WHAT TO WORK ON: Please print every record below exactly as it appears.

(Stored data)
....
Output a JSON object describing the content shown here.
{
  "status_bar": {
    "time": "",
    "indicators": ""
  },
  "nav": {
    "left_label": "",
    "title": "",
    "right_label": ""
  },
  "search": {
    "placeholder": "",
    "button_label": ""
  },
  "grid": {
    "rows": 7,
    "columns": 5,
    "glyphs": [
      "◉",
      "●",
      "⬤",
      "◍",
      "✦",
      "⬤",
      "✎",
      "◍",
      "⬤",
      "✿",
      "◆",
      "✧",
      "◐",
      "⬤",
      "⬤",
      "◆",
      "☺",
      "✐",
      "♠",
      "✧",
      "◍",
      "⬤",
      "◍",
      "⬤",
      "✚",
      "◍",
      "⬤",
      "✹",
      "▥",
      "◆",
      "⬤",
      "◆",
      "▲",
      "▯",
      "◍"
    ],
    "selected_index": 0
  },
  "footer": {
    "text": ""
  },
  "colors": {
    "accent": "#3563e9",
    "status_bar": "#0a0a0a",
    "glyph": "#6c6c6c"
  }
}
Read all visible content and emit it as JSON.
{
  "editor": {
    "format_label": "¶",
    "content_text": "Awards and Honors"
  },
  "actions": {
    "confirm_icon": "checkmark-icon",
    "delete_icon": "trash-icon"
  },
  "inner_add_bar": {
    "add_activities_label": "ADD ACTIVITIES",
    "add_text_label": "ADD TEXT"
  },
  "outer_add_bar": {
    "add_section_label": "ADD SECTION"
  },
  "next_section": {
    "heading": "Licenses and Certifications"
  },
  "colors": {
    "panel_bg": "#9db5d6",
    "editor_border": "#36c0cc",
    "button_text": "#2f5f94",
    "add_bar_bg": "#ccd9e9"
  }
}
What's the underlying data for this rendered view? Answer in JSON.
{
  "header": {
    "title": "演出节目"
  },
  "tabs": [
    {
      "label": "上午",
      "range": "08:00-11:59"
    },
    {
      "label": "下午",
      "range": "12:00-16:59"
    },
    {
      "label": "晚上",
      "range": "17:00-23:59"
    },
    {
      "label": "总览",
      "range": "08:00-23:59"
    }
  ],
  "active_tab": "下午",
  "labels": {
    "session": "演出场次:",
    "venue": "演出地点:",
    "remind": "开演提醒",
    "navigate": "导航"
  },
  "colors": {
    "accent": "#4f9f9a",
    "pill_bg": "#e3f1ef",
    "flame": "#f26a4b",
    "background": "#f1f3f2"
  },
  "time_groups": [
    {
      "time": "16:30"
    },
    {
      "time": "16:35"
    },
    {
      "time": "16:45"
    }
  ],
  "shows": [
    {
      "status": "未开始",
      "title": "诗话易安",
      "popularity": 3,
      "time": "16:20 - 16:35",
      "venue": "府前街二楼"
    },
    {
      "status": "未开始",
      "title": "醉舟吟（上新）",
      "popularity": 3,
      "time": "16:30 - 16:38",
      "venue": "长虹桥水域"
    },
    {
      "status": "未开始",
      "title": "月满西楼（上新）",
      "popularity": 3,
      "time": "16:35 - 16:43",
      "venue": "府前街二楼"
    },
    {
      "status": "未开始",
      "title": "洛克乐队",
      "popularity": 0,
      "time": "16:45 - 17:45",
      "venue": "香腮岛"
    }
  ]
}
....
SOLUTION TO THIS EXERCISE:
Output a JSON object describing the content shown here.
{
  "status_bar": {
    "time": "",
    "indicators": ""
  },
  "nav": {
    "left_label": "",
    "title": "",
    "right_label": ""
  },
  "search": {
    "placeholder": "",
    "button_label": ""
  },
  "grid": {
    "rows": 7,
    "columns": 5,
    "glyphs": [
      "◉",
      "●",
      "⬤",
      "◍",
      "✦",
      "⬤",
      "✎",
      "◍",
      "⬤",
      "✿",
      "◆",
      "✧",
      "◐",
      "⬤",
      "⬤",
      "◆",
      "☺",
      "✐",
      "♠",
      "✧",
      "◍",
      "⬤",
      "◍",
      "⬤",
      "✚",
      "◍",
      "⬤",
      "✹",
      "▥",
      "◆",
      "⬤",
      "◆",
      "▲",
      "▯",
      "◍"
    ],
    "selected_index": 0
  },
  "footer": {
    "text": ""
  },
  "colors": {
    "accent": "#3563e9",
    "status_bar": "#0a0a0a",
    "glyph": "#6c6c6c"
  }
}
Read all visible content and emit it as JSON.
{
  "editor": {
    "format_label": "¶",
    "content_text": "Awards and Honors"
  },
  "actions": {
    "confirm_icon": "checkmark-icon",
    "delete_icon": "trash-icon"
  },
  "inner_add_bar": {
    "add_activities_label": "ADD ACTIVITIES",
    "add_text_label": "ADD TEXT"
  },
  "outer_add_bar": {
    "add_section_label": "ADD SECTION"
  },
  "next_section": {
    "heading": "Licenses and Certifications"
  },
  "colors": {
    "panel_bg": "#9db5d6",
    "editor_border": "#36c0cc",
    "button_text": "#2f5f94",
    "add_bar_bg": "#ccd9e9"
  }
}
What's the underlying data for this rendered view? Answer in JSON.
{
  "header": {
    "title": "演出节目"
  },
  "tabs": [
    {
      "label": "上午",
      "range": "08:00-11:59"
    },
    {
      "label": "下午",
      "range": "12:00-16:59"
    },
    {
      "label": "晚上",
      "range": "17:00-23:59"
    },
    {
      "label": "总览",
      "range": "08:00-23:59"
    }
  ],
  "active_tab": "下午",
  "labels": {
    "session": "演出场次:",
    "venue": "演出地点:",
    "remind": "开演提醒",
    "navigate": "导航"
  },
  "colors": {
    "accent": "#4f9f9a",
    "pill_bg": "#e3f1ef",
    "flame": "#f26a4b",
    "background": "#f1f3f2"
  },
  "time_groups": [
    {
      "time": "16:30"
    },
    {
      "time": "16:35"
    },
    {
      "time": "16:45"
    }
  ],
  "shows": [
    {
      "status": "未开始",
      "title": "诗话易安",
      "popularity": 3,
      "time": "16:20 - 16:35",
      "venue": "府前街二楼"
    },
    {
      "status": "未开始",
      "title": "醉舟吟（上新）",
      "popularity": 3,
      "time": "16:30 - 16:38",
      "venue": "长虹桥水域"
    },
    {
      "status": "未开始",
      "title": "月满西楼（上新）",
      "popularity": 3,
      "time": "16:35 - 16:43",
      "venue": "府前街二楼"
    },
    {
      "status": "未开始",
      "title": "洛克乐队",
      "popularity": 0,
      "time": "16:45 - 17:45",
      "venue": "香腮岛"
    }
  ]
}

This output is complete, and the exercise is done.